(Data entries)
########
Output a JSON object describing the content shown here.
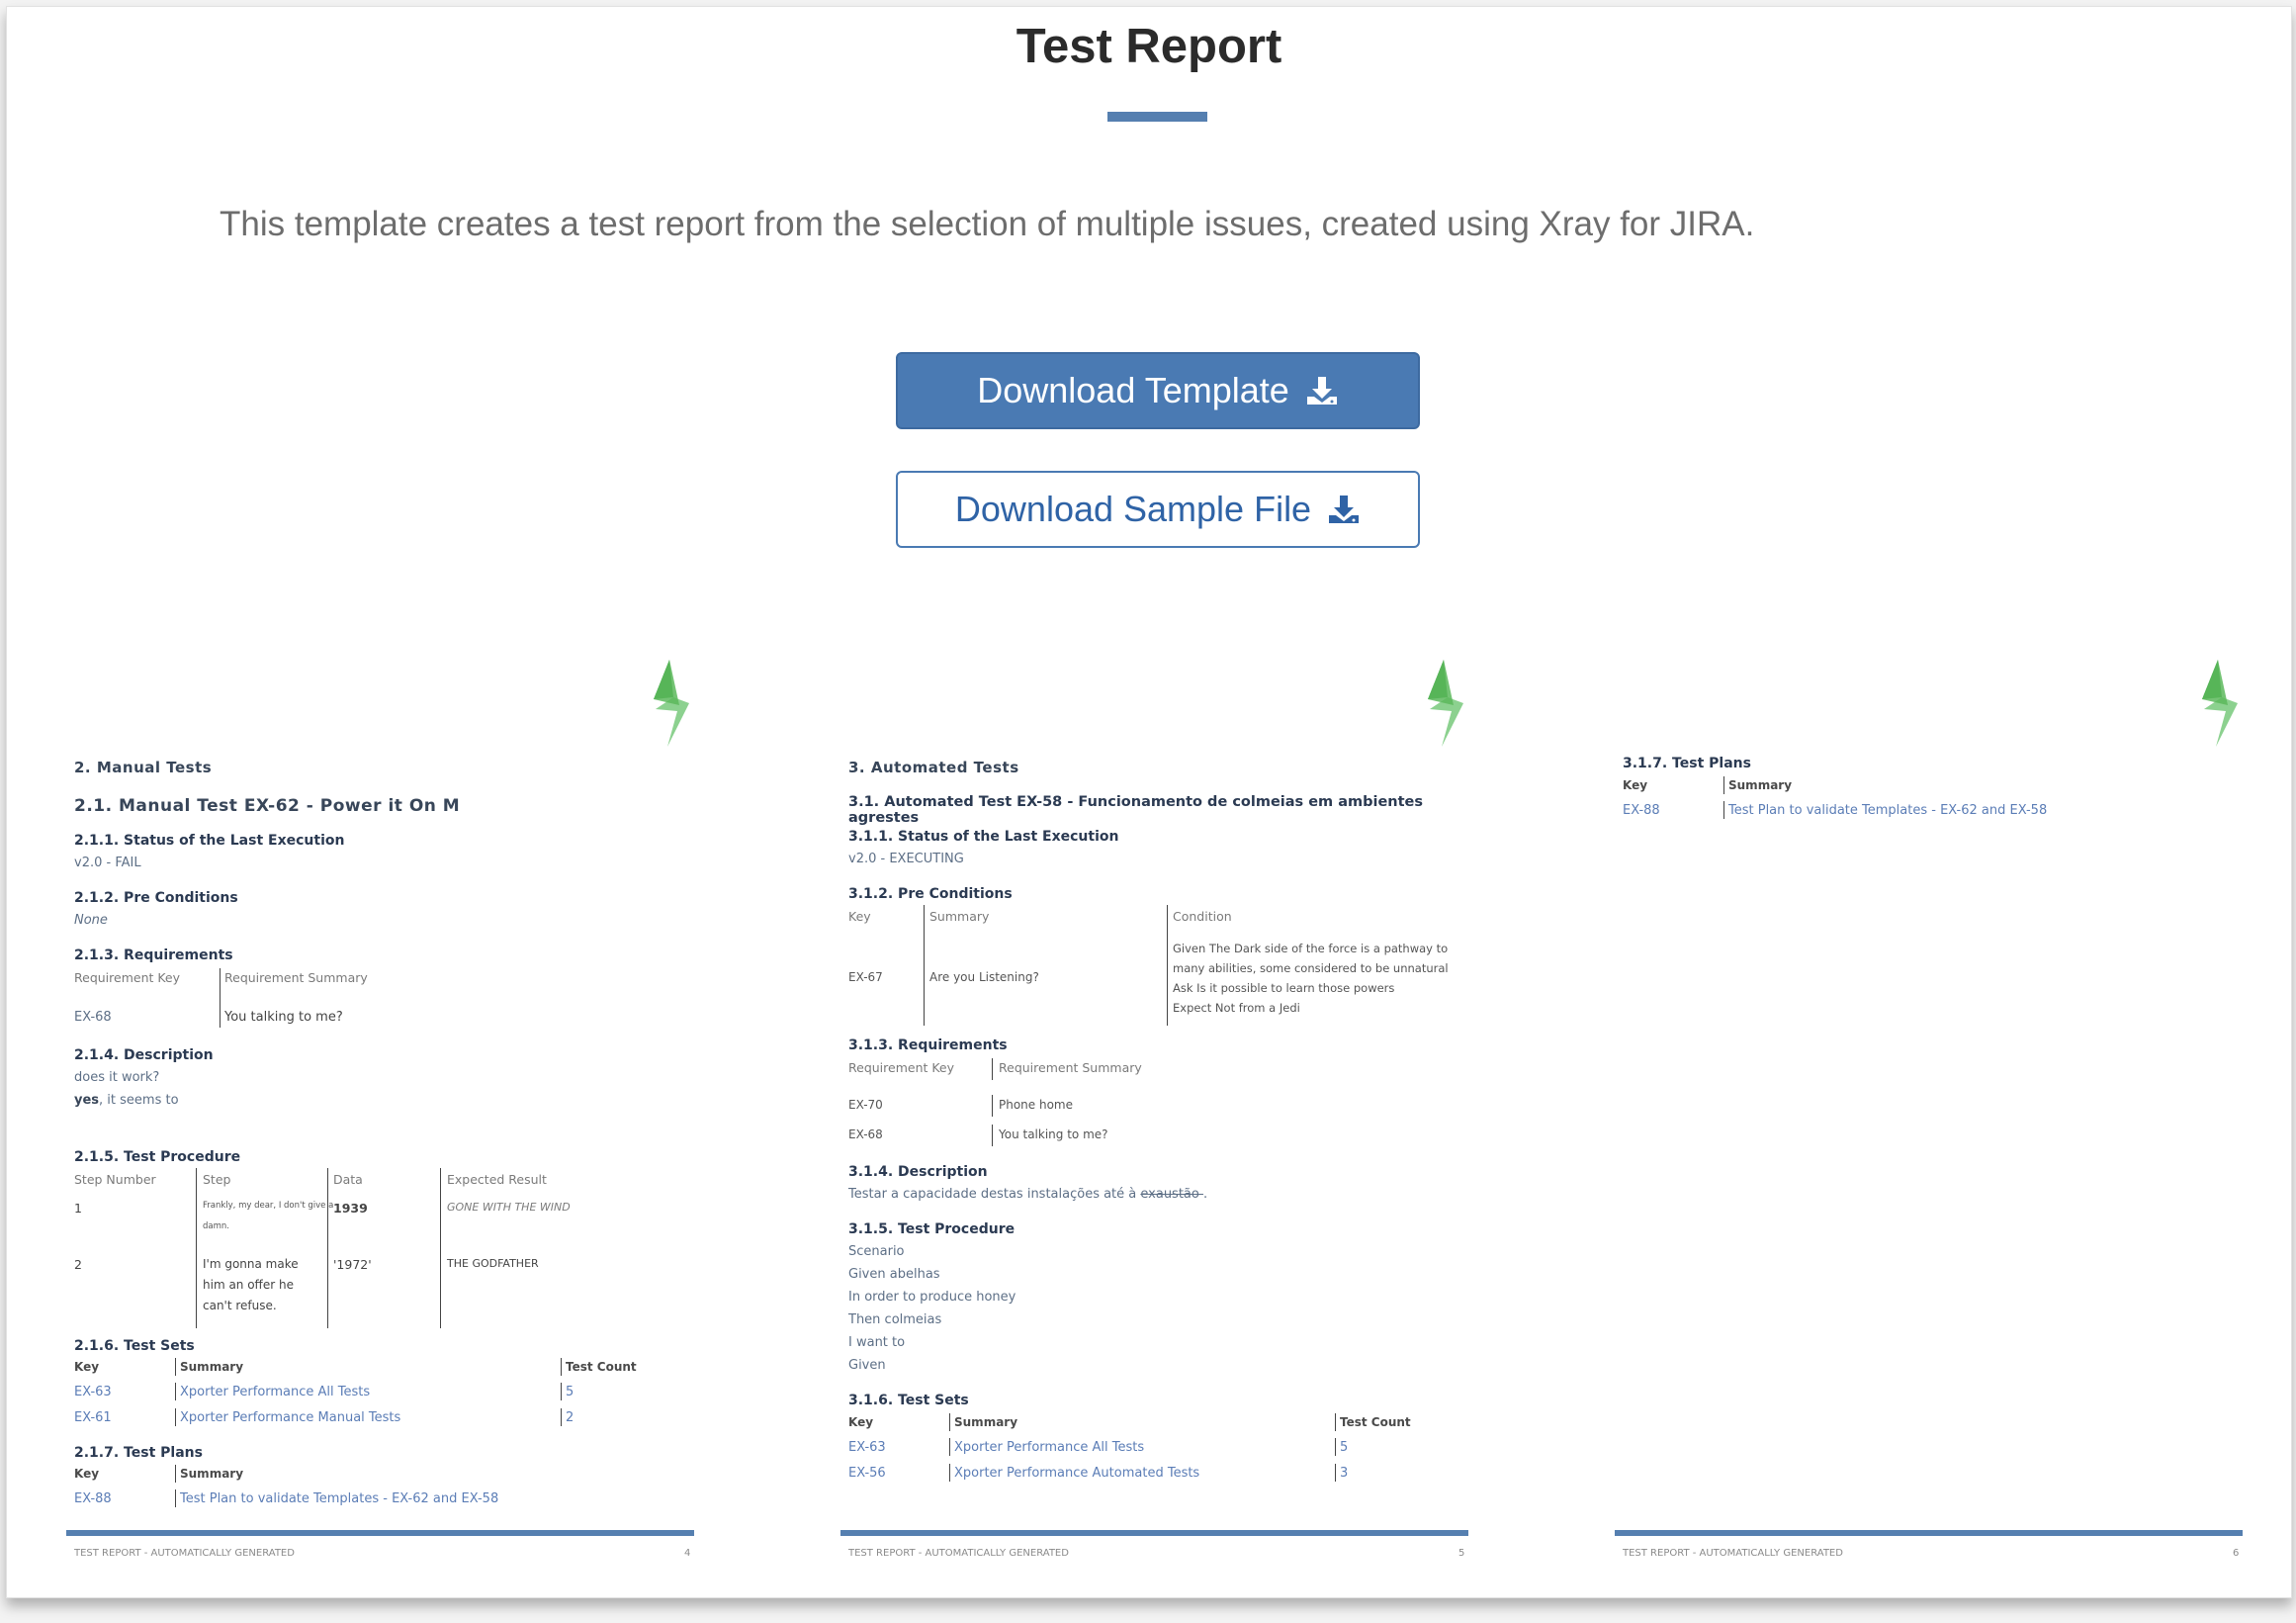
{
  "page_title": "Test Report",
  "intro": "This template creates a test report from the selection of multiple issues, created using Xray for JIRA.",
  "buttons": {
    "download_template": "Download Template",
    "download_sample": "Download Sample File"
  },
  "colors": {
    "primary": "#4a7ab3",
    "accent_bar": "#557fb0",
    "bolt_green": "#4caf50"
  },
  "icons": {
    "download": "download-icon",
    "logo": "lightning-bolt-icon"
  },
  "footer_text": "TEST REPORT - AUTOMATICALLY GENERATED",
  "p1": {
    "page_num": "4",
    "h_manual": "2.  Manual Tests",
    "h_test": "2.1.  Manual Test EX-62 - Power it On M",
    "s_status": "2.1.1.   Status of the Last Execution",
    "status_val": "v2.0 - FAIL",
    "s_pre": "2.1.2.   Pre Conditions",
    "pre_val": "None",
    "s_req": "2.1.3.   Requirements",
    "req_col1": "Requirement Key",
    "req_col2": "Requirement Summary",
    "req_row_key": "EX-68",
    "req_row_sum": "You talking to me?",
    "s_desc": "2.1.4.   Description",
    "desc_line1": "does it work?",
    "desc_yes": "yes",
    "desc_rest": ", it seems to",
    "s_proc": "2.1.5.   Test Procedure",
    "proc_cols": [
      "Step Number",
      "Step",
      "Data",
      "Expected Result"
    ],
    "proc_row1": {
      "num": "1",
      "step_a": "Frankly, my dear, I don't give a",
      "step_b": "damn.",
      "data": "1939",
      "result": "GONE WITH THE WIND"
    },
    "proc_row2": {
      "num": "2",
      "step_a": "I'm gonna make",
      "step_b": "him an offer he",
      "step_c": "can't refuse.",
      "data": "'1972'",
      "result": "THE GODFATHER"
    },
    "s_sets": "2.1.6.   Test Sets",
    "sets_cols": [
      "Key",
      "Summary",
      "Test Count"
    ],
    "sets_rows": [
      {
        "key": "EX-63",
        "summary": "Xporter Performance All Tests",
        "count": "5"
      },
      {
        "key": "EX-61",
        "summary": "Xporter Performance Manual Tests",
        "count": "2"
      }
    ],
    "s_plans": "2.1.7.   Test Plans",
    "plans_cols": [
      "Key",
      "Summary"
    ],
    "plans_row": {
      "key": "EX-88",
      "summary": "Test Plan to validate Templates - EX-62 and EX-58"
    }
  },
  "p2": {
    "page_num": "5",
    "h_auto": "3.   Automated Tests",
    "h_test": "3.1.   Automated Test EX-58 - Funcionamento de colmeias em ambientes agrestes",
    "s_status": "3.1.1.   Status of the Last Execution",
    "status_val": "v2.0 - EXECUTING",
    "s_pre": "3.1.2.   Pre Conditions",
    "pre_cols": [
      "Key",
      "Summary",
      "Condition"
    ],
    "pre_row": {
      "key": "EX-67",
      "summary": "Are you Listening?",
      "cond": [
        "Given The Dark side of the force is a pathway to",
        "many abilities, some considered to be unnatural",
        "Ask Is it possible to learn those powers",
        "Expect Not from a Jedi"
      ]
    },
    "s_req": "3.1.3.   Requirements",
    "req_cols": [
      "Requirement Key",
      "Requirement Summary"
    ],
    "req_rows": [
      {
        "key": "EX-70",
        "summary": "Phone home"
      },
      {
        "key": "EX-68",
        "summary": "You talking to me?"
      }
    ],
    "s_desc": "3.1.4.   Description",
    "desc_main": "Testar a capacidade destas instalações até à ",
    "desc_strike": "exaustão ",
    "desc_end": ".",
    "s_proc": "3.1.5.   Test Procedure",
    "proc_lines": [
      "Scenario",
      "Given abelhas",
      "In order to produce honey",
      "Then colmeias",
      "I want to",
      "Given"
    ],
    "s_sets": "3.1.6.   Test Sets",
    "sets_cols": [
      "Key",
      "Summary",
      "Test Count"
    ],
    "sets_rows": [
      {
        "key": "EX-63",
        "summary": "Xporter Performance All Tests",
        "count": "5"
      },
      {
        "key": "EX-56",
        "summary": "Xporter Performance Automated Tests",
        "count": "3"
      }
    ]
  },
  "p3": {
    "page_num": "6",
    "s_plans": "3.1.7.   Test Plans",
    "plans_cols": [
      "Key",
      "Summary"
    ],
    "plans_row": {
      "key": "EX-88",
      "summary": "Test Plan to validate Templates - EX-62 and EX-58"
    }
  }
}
########
THE PROBLEM: Repeat each record exactly, with the pictures left out.

RESULT FOR THIS EXERCISE:
Output a JSON object describing the content shown here.
{
  "page_title": "Test Report",
  "intro": "This template creates a test report from the selection of multiple issues, created using Xray for JIRA.",
  "buttons": {
    "download_template": "Download Template",
    "download_sample": "Download Sample File"
  },
  "colors": {
    "primary": "#4a7ab3",
    "accent_bar": "#557fb0",
    "bolt_green": "#4caf50"
  },
  "icons": {
    "download": "download-icon",
    "logo": "lightning-bolt-icon"
  },
  "footer_text": "TEST REPORT - AUTOMATICALLY GENERATED",
  "p1": {
    "page_num": "4",
    "h_manual": "2.  Manual Tests",
    "h_test": "2.1.  Manual Test EX-62 - Power it On M",
    "s_status": "2.1.1.   Status of the Last Execution",
    "status_val": "v2.0 - FAIL",
    "s_pre": "2.1.2.   Pre Conditions",
    "pre_val": "None",
    "s_req": "2.1.3.   Requirements",
    "req_col1": "Requirement Key",
    "req_col2": "Requirement Summary",
    "req_row_key": "EX-68",
    "req_row_sum": "You talking to me?",
    "s_desc": "2.1.4.   Description",
    "desc_line1": "does it work?",
    "desc_yes": "yes",
    "desc_rest": ", it seems to",
    "s_proc": "2.1.5.   Test Procedure",
    "proc_cols": [
      "Step Number",
      "Step",
      "Data",
      "Expected Result"
    ],
    "proc_row1": {
      "num": "1",
      "step_a": "Frankly, my dear, I don't give a",
      "step_b": "damn.",
      "data": "1939",
      "result": "GONE WITH THE WIND"
    },
    "proc_row2": {
      "num": "2",
      "step_a": "I'm gonna make",
      "step_b": "him an offer he",
      "step_c": "can't refuse.",
      "data": "'1972'",
      "result": "THE GODFATHER"
    },
    "s_sets": "2.1.6.   Test Sets",
    "sets_cols": [
      "Key",
      "Summary",
      "Test Count"
    ],
    "sets_rows": [
      {
        "key": "EX-63",
        "summary": "Xporter Performance All Tests",
        "count": "5"
      },
      {
        "key": "EX-61",
        "summary": "Xporter Performance Manual Tests",
        "count": "2"
      }
    ],
    "s_plans": "2.1.7.   Test Plans",
    "plans_cols": [
      "Key",
      "Summary"
    ],
    "plans_row": {
      "key": "EX-88",
      "summary": "Test Plan to validate Templates - EX-62 and EX-58"
    }
  },
  "p2": {
    "page_num": "5",
    "h_auto": "3.   Automated Tests",
    "h_test": "3.1.   Automated Test EX-58 - Funcionamento de colmeias em ambientes agrestes",
    "s_status": "3.1.1.   Status of the Last Execution",
    "status_val": "v2.0 - EXECUTING",
    "s_pre": "3.1.2.   Pre Conditions",
    "pre_cols": [
      "Key",
      "Summary",
      "Condition"
    ],
    "pre_row": {
      "key": "EX-67",
      "summary": "Are you Listening?",
      "cond": [
        "Given The Dark side of the force is a pathway to",
        "many abilities, some considered to be unnatural",
        "Ask Is it possible to learn those powers",
        "Expect Not from a Jedi"
      ]
    },
    "s_req": "3.1.3.   Requirements",
    "req_cols": [
      "Requirement Key",
      "Requirement Summary"
    ],
    "req_rows": [
      {
        "key": "EX-70",
        "summary": "Phone home"
      },
      {
        "key": "EX-68",
        "summary": "You talking to me?"
      }
    ],
    "s_desc": "3.1.4.   Description",
    "desc_main": "Testar a capacidade destas instalações até à ",
    "desc_strike": "exaustão ",
    "desc_end": ".",
    "s_proc": "3.1.5.   Test Procedure",
    "proc_lines": [
      "Scenario",
      "Given abelhas",
      "In order to produce honey",
      "Then colmeias",
      "I want to",
      "Given"
    ],
    "s_sets": "3.1.6.   Test Sets",
    "sets_cols": [
      "Key",
      "Summary",
      "Test Count"
    ],
    "sets_rows": [
      {
        "key": "EX-63",
        "summary": "Xporter Performance All Tests",
        "count": "5"
      },
      {
        "key": "EX-56",
        "summary": "Xporter Performance Automated Tests",
        "count": "3"
      }
    ]
  },
  "p3": {
    "page_num": "6",
    "s_plans": "3.1.7.   Test Plans",
    "plans_cols": [
      "Key",
      "Summary"
    ],
    "plans_row": {
      "key": "EX-88",
      "summary": "Test Plan to validate Templates - EX-62 and EX-58"
    }
  }
}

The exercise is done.